**Exercise brief**
Select the lines that hold the word "Biopharma" and copy each one.

Stored dataset items:
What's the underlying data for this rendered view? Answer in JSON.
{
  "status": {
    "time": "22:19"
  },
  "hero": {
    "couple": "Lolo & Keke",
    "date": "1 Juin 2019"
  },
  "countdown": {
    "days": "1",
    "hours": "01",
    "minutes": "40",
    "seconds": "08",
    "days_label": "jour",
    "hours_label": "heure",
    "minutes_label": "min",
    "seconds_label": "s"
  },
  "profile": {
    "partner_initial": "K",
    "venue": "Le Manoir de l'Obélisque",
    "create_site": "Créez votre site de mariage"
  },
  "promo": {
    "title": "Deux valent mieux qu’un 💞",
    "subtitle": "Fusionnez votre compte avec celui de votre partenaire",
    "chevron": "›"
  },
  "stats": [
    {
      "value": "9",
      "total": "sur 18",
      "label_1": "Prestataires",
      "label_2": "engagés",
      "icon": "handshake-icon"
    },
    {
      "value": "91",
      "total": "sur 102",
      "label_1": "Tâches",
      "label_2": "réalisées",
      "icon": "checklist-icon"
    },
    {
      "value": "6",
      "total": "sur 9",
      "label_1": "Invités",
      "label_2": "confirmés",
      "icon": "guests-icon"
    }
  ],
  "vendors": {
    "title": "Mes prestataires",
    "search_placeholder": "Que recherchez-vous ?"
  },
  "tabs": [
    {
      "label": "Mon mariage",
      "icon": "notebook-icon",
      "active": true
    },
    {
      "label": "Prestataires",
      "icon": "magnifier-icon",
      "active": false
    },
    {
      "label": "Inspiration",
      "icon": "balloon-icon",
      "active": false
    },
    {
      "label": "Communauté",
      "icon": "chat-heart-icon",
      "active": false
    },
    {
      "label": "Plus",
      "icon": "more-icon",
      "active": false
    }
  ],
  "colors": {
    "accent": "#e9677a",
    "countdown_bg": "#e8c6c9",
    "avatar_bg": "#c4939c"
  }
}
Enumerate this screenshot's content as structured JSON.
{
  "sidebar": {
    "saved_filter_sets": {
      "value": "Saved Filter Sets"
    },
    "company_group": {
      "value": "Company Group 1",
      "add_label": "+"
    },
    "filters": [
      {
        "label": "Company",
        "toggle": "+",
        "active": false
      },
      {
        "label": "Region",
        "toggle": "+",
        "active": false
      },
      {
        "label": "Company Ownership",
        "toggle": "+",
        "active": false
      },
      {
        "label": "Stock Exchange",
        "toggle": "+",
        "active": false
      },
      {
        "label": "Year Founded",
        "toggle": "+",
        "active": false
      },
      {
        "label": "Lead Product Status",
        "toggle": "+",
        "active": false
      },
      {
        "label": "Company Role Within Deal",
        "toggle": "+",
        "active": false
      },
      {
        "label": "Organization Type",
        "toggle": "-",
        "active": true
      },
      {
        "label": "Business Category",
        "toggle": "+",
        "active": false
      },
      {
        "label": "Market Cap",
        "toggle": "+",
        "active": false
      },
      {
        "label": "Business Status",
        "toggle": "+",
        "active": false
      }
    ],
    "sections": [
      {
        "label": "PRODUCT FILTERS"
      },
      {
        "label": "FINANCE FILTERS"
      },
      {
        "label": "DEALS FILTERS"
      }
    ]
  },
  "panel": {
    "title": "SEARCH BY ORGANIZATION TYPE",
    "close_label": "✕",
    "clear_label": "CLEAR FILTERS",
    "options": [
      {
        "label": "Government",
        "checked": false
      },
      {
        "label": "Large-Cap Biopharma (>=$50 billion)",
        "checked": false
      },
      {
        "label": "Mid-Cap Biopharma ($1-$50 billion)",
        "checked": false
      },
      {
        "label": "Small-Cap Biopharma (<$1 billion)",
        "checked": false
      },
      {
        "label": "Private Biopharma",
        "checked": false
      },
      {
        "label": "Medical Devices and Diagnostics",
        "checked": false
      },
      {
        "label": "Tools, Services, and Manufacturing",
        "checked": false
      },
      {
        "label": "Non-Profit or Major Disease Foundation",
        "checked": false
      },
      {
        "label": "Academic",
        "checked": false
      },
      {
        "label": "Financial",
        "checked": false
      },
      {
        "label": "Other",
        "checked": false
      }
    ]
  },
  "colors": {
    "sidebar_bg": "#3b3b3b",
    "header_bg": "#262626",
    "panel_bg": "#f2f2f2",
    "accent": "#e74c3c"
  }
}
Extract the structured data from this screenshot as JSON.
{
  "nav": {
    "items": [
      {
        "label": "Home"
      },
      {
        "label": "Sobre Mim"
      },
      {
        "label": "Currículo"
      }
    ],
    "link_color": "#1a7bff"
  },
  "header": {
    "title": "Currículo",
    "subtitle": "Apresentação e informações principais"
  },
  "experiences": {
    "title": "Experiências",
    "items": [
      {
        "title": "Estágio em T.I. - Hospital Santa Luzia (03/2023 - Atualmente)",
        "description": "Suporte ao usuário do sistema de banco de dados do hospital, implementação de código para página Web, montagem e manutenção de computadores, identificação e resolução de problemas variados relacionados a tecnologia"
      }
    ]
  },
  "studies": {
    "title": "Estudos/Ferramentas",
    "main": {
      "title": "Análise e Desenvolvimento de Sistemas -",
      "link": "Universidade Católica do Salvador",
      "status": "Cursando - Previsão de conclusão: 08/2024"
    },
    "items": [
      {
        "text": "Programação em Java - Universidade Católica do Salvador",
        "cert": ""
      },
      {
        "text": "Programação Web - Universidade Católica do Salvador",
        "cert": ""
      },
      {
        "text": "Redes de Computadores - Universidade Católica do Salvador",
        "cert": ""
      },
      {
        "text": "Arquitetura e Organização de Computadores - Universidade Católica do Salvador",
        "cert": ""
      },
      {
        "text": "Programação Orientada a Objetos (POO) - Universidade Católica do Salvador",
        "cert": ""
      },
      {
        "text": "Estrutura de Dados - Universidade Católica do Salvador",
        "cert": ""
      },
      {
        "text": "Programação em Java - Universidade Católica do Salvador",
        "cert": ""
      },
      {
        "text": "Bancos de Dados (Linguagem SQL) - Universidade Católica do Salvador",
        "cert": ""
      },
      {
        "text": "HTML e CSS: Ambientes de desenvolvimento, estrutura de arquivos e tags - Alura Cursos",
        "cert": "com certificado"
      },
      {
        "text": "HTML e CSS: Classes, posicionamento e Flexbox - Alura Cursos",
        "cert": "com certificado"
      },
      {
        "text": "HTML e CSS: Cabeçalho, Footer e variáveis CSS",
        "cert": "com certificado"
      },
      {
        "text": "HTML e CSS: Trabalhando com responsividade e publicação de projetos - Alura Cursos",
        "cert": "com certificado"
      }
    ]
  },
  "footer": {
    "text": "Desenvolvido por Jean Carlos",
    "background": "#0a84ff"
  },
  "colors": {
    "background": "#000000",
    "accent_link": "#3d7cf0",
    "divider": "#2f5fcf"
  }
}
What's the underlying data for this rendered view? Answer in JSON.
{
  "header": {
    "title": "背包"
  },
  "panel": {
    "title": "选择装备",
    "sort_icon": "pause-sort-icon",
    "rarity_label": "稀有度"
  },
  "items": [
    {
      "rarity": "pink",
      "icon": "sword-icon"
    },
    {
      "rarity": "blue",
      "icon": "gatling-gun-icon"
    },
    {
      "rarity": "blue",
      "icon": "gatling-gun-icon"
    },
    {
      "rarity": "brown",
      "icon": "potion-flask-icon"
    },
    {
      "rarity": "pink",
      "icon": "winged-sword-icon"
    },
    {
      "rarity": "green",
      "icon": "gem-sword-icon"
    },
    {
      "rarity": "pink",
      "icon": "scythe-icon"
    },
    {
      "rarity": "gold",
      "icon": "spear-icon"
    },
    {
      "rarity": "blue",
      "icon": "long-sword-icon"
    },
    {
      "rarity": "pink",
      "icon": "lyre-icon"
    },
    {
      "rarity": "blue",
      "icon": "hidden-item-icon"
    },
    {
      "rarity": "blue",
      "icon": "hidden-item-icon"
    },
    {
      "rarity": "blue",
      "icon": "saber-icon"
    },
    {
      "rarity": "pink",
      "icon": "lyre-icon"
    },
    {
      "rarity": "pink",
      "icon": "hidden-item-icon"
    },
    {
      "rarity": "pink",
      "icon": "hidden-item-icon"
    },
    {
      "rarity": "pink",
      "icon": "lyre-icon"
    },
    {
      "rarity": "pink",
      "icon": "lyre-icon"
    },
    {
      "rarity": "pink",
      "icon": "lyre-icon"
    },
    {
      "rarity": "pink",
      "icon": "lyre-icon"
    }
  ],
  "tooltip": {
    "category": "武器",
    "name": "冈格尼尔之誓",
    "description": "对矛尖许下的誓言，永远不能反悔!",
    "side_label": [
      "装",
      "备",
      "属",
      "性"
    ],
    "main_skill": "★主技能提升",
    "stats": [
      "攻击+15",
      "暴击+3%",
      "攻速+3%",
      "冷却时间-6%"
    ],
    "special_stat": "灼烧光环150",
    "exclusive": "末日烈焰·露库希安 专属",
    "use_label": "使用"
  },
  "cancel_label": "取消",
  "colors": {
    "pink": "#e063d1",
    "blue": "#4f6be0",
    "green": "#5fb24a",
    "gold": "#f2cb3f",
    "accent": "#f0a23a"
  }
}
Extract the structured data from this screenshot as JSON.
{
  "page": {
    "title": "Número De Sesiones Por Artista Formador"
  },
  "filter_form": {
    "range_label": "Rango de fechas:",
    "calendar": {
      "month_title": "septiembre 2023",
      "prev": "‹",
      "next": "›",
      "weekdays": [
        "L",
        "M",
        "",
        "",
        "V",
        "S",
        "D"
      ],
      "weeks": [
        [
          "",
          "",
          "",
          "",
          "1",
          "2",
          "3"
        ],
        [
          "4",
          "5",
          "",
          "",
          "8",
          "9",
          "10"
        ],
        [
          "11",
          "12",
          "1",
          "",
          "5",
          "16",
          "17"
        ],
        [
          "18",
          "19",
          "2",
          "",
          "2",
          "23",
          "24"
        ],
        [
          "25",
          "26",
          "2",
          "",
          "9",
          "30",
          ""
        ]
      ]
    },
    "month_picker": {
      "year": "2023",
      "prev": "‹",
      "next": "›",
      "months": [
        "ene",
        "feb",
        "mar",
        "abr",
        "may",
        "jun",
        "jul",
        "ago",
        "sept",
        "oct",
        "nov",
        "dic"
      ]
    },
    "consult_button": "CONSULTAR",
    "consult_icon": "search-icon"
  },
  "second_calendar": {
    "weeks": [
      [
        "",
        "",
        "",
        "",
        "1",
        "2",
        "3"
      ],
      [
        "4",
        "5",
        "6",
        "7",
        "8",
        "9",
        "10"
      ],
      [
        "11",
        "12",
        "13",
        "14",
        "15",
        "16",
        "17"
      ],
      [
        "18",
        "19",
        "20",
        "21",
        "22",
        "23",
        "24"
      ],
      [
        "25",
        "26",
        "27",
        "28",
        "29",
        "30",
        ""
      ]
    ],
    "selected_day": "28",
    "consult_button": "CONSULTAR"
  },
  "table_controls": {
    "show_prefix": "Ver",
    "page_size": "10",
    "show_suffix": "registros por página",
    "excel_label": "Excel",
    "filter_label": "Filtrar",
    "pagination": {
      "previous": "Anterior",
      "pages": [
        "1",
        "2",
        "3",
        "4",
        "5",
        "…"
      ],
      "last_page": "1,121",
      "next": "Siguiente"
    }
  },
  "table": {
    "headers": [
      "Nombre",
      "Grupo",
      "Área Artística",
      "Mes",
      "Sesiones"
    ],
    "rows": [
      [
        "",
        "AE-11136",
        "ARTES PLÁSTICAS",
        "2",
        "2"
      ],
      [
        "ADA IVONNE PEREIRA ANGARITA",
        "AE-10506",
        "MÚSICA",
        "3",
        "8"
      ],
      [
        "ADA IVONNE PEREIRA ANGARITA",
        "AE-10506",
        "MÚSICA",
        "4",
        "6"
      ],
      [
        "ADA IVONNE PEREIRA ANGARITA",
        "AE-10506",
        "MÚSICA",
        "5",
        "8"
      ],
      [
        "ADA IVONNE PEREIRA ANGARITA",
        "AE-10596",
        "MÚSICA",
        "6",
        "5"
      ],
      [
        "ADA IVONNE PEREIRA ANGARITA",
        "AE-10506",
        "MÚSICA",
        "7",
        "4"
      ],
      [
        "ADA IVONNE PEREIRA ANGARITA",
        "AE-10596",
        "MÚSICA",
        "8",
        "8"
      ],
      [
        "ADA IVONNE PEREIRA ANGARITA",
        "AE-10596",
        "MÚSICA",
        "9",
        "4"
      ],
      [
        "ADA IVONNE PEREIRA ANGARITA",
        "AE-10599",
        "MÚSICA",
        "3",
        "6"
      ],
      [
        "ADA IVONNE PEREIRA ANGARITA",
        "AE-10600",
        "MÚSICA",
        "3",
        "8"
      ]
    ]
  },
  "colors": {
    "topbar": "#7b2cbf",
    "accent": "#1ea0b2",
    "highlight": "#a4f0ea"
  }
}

**Solution for this exercise**
        "label": "Large-Cap Biopharma (>=$50 billion)",
        "label": "Mid-Cap Biopharma ($1-$50 billion)",
        "label": "Small-Cap Biopharma (<$1 billion)",
        "label": "Private Biopharma",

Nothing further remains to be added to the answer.